What you should do => Without the images, write out the whole listing exactly.

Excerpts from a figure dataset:
•••••
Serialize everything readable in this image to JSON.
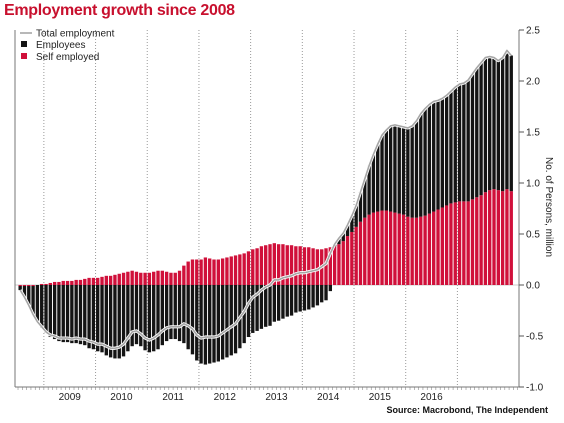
{
  "chart_data": {
    "type": "bar",
    "title": "Employment growth since 2008",
    "ylabel": "No. of Persons, million",
    "xlabel": "",
    "source": "Source: Macrobond, The Independent",
    "ylim": [
      -1.0,
      2.5
    ],
    "yticks": [
      "2.5",
      "2.0",
      "1.5",
      "1.0",
      "0.5",
      "0.0",
      "-0.5",
      "-1.0"
    ],
    "year_labels": [
      "2009",
      "2010",
      "2011",
      "2012",
      "2013",
      "2014",
      "2015",
      "2016"
    ],
    "x_start": 2008.5,
    "x_step_months": 1,
    "grid": "vertical dotted at year boundaries",
    "legend_position": "top-left",
    "colors": {
      "Total employment": "#a6a6a6",
      "Employees": "#141414",
      "Self employed": "#d0103a"
    },
    "series": [
      {
        "name": "Employees",
        "kind": "stacked-bar",
        "values": [
          -0.04,
          -0.11,
          -0.19,
          -0.28,
          -0.36,
          -0.42,
          -0.47,
          -0.51,
          -0.53,
          -0.55,
          -0.56,
          -0.56,
          -0.57,
          -0.57,
          -0.58,
          -0.59,
          -0.62,
          -0.63,
          -0.65,
          -0.66,
          -0.69,
          -0.71,
          -0.72,
          -0.72,
          -0.7,
          -0.65,
          -0.6,
          -0.58,
          -0.6,
          -0.64,
          -0.66,
          -0.65,
          -0.63,
          -0.59,
          -0.55,
          -0.53,
          -0.53,
          -0.55,
          -0.57,
          -0.63,
          -0.68,
          -0.74,
          -0.77,
          -0.78,
          -0.77,
          -0.76,
          -0.75,
          -0.73,
          -0.71,
          -0.69,
          -0.67,
          -0.62,
          -0.57,
          -0.51,
          -0.47,
          -0.45,
          -0.43,
          -0.41,
          -0.4,
          -0.36,
          -0.35,
          -0.33,
          -0.31,
          -0.3,
          -0.27,
          -0.26,
          -0.25,
          -0.24,
          -0.22,
          -0.2,
          -0.17,
          -0.15,
          -0.06,
          0.02,
          0.06,
          0.08,
          0.11,
          0.16,
          0.21,
          0.29,
          0.38,
          0.48,
          0.57,
          0.66,
          0.74,
          0.79,
          0.84,
          0.86,
          0.86,
          0.86,
          0.87,
          0.9,
          0.95,
          1.01,
          1.05,
          1.07,
          1.08,
          1.07,
          1.07,
          1.08,
          1.1,
          1.13,
          1.15,
          1.16,
          1.19,
          1.23,
          1.27,
          1.3,
          1.32,
          1.31,
          1.29,
          1.27,
          1.31,
          1.36,
          1.33
        ],
        "unit": "million"
      },
      {
        "name": "Self employed",
        "kind": "stacked-bar",
        "values": [
          -0.01,
          -0.01,
          -0.01,
          -0.01,
          0.0,
          0.01,
          0.01,
          0.02,
          0.03,
          0.03,
          0.04,
          0.04,
          0.04,
          0.05,
          0.05,
          0.06,
          0.07,
          0.07,
          0.07,
          0.08,
          0.09,
          0.09,
          0.1,
          0.11,
          0.12,
          0.13,
          0.14,
          0.13,
          0.12,
          0.12,
          0.12,
          0.13,
          0.14,
          0.14,
          0.13,
          0.12,
          0.12,
          0.14,
          0.19,
          0.23,
          0.25,
          0.25,
          0.25,
          0.27,
          0.26,
          0.25,
          0.25,
          0.26,
          0.27,
          0.28,
          0.29,
          0.3,
          0.31,
          0.33,
          0.35,
          0.36,
          0.38,
          0.39,
          0.4,
          0.41,
          0.4,
          0.4,
          0.39,
          0.39,
          0.38,
          0.38,
          0.37,
          0.37,
          0.36,
          0.35,
          0.35,
          0.36,
          0.37,
          0.38,
          0.4,
          0.43,
          0.48,
          0.52,
          0.57,
          0.62,
          0.66,
          0.69,
          0.71,
          0.72,
          0.73,
          0.73,
          0.72,
          0.71,
          0.7,
          0.69,
          0.67,
          0.66,
          0.66,
          0.67,
          0.68,
          0.7,
          0.72,
          0.74,
          0.76,
          0.78,
          0.8,
          0.81,
          0.82,
          0.82,
          0.82,
          0.84,
          0.86,
          0.88,
          0.91,
          0.93,
          0.94,
          0.93,
          0.92,
          0.94,
          0.92
        ],
        "unit": "million"
      },
      {
        "name": "Total employment",
        "kind": "line",
        "values": [
          -0.05,
          -0.12,
          -0.2,
          -0.29,
          -0.36,
          -0.41,
          -0.46,
          -0.49,
          -0.5,
          -0.52,
          -0.52,
          -0.52,
          -0.53,
          -0.52,
          -0.53,
          -0.53,
          -0.55,
          -0.56,
          -0.58,
          -0.58,
          -0.6,
          -0.62,
          -0.62,
          -0.61,
          -0.58,
          -0.52,
          -0.46,
          -0.45,
          -0.48,
          -0.52,
          -0.54,
          -0.52,
          -0.49,
          -0.45,
          -0.42,
          -0.41,
          -0.41,
          -0.41,
          -0.38,
          -0.4,
          -0.43,
          -0.49,
          -0.52,
          -0.51,
          -0.51,
          -0.51,
          -0.5,
          -0.47,
          -0.44,
          -0.41,
          -0.38,
          -0.32,
          -0.26,
          -0.18,
          -0.12,
          -0.09,
          -0.05,
          -0.02,
          0.0,
          0.05,
          0.05,
          0.07,
          0.08,
          0.09,
          0.11,
          0.12,
          0.12,
          0.13,
          0.14,
          0.15,
          0.18,
          0.21,
          0.31,
          0.4,
          0.46,
          0.51,
          0.59,
          0.68,
          0.78,
          0.91,
          1.04,
          1.17,
          1.28,
          1.38,
          1.47,
          1.52,
          1.56,
          1.57,
          1.56,
          1.55,
          1.54,
          1.56,
          1.61,
          1.68,
          1.73,
          1.77,
          1.8,
          1.81,
          1.83,
          1.86,
          1.9,
          1.94,
          1.97,
          1.98,
          2.01,
          2.07,
          2.13,
          2.18,
          2.23,
          2.24,
          2.23,
          2.2,
          2.23,
          2.3,
          2.25
        ],
        "unit": "million"
      }
    ]
  }
}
•••••
Solution to this task =>
Serialize everything readable in this image to JSON.
{
  "chart_data": {
    "type": "bar",
    "title": "Employment growth since 2008",
    "ylabel": "No. of Persons, million",
    "xlabel": "",
    "source": "Source: Macrobond, The Independent",
    "ylim": [
      -1.0,
      2.5
    ],
    "yticks": [
      "2.5",
      "2.0",
      "1.5",
      "1.0",
      "0.5",
      "0.0",
      "-0.5",
      "-1.0"
    ],
    "year_labels": [
      "2009",
      "2010",
      "2011",
      "2012",
      "2013",
      "2014",
      "2015",
      "2016"
    ],
    "x_start": 2008.5,
    "x_step_months": 1,
    "grid": "vertical dotted at year boundaries",
    "legend_position": "top-left",
    "colors": {
      "Total employment": "#a6a6a6",
      "Employees": "#141414",
      "Self employed": "#d0103a"
    },
    "series": [
      {
        "name": "Employees",
        "kind": "stacked-bar",
        "values": [
          -0.04,
          -0.11,
          -0.19,
          -0.28,
          -0.36,
          -0.42,
          -0.47,
          -0.51,
          -0.53,
          -0.55,
          -0.56,
          -0.56,
          -0.57,
          -0.57,
          -0.58,
          -0.59,
          -0.62,
          -0.63,
          -0.65,
          -0.66,
          -0.69,
          -0.71,
          -0.72,
          -0.72,
          -0.7,
          -0.65,
          -0.6,
          -0.58,
          -0.6,
          -0.64,
          -0.66,
          -0.65,
          -0.63,
          -0.59,
          -0.55,
          -0.53,
          -0.53,
          -0.55,
          -0.57,
          -0.63,
          -0.68,
          -0.74,
          -0.77,
          -0.78,
          -0.77,
          -0.76,
          -0.75,
          -0.73,
          -0.71,
          -0.69,
          -0.67,
          -0.62,
          -0.57,
          -0.51,
          -0.47,
          -0.45,
          -0.43,
          -0.41,
          -0.4,
          -0.36,
          -0.35,
          -0.33,
          -0.31,
          -0.3,
          -0.27,
          -0.26,
          -0.25,
          -0.24,
          -0.22,
          -0.2,
          -0.17,
          -0.15,
          -0.06,
          0.02,
          0.06,
          0.08,
          0.11,
          0.16,
          0.21,
          0.29,
          0.38,
          0.48,
          0.57,
          0.66,
          0.74,
          0.79,
          0.84,
          0.86,
          0.86,
          0.86,
          0.87,
          0.9,
          0.95,
          1.01,
          1.05,
          1.07,
          1.08,
          1.07,
          1.07,
          1.08,
          1.1,
          1.13,
          1.15,
          1.16,
          1.19,
          1.23,
          1.27,
          1.3,
          1.32,
          1.31,
          1.29,
          1.27,
          1.31,
          1.36,
          1.33
        ],
        "unit": "million"
      },
      {
        "name": "Self employed",
        "kind": "stacked-bar",
        "values": [
          -0.01,
          -0.01,
          -0.01,
          -0.01,
          0.0,
          0.01,
          0.01,
          0.02,
          0.03,
          0.03,
          0.04,
          0.04,
          0.04,
          0.05,
          0.05,
          0.06,
          0.07,
          0.07,
          0.07,
          0.08,
          0.09,
          0.09,
          0.1,
          0.11,
          0.12,
          0.13,
          0.14,
          0.13,
          0.12,
          0.12,
          0.12,
          0.13,
          0.14,
          0.14,
          0.13,
          0.12,
          0.12,
          0.14,
          0.19,
          0.23,
          0.25,
          0.25,
          0.25,
          0.27,
          0.26,
          0.25,
          0.25,
          0.26,
          0.27,
          0.28,
          0.29,
          0.3,
          0.31,
          0.33,
          0.35,
          0.36,
          0.38,
          0.39,
          0.4,
          0.41,
          0.4,
          0.4,
          0.39,
          0.39,
          0.38,
          0.38,
          0.37,
          0.37,
          0.36,
          0.35,
          0.35,
          0.36,
          0.37,
          0.38,
          0.4,
          0.43,
          0.48,
          0.52,
          0.57,
          0.62,
          0.66,
          0.69,
          0.71,
          0.72,
          0.73,
          0.73,
          0.72,
          0.71,
          0.7,
          0.69,
          0.67,
          0.66,
          0.66,
          0.67,
          0.68,
          0.7,
          0.72,
          0.74,
          0.76,
          0.78,
          0.8,
          0.81,
          0.82,
          0.82,
          0.82,
          0.84,
          0.86,
          0.88,
          0.91,
          0.93,
          0.94,
          0.93,
          0.92,
          0.94,
          0.92
        ],
        "unit": "million"
      },
      {
        "name": "Total employment",
        "kind": "line",
        "values": [
          -0.05,
          -0.12,
          -0.2,
          -0.29,
          -0.36,
          -0.41,
          -0.46,
          -0.49,
          -0.5,
          -0.52,
          -0.52,
          -0.52,
          -0.53,
          -0.52,
          -0.53,
          -0.53,
          -0.55,
          -0.56,
          -0.58,
          -0.58,
          -0.6,
          -0.62,
          -0.62,
          -0.61,
          -0.58,
          -0.52,
          -0.46,
          -0.45,
          -0.48,
          -0.52,
          -0.54,
          -0.52,
          -0.49,
          -0.45,
          -0.42,
          -0.41,
          -0.41,
          -0.41,
          -0.38,
          -0.4,
          -0.43,
          -0.49,
          -0.52,
          -0.51,
          -0.51,
          -0.51,
          -0.5,
          -0.47,
          -0.44,
          -0.41,
          -0.38,
          -0.32,
          -0.26,
          -0.18,
          -0.12,
          -0.09,
          -0.05,
          -0.02,
          0.0,
          0.05,
          0.05,
          0.07,
          0.08,
          0.09,
          0.11,
          0.12,
          0.12,
          0.13,
          0.14,
          0.15,
          0.18,
          0.21,
          0.31,
          0.4,
          0.46,
          0.51,
          0.59,
          0.68,
          0.78,
          0.91,
          1.04,
          1.17,
          1.28,
          1.38,
          1.47,
          1.52,
          1.56,
          1.57,
          1.56,
          1.55,
          1.54,
          1.56,
          1.61,
          1.68,
          1.73,
          1.77,
          1.8,
          1.81,
          1.83,
          1.86,
          1.9,
          1.94,
          1.97,
          1.98,
          2.01,
          2.07,
          2.13,
          2.18,
          2.23,
          2.24,
          2.23,
          2.2,
          2.23,
          2.3,
          2.25
        ],
        "unit": "million"
      }
    ]
  }
}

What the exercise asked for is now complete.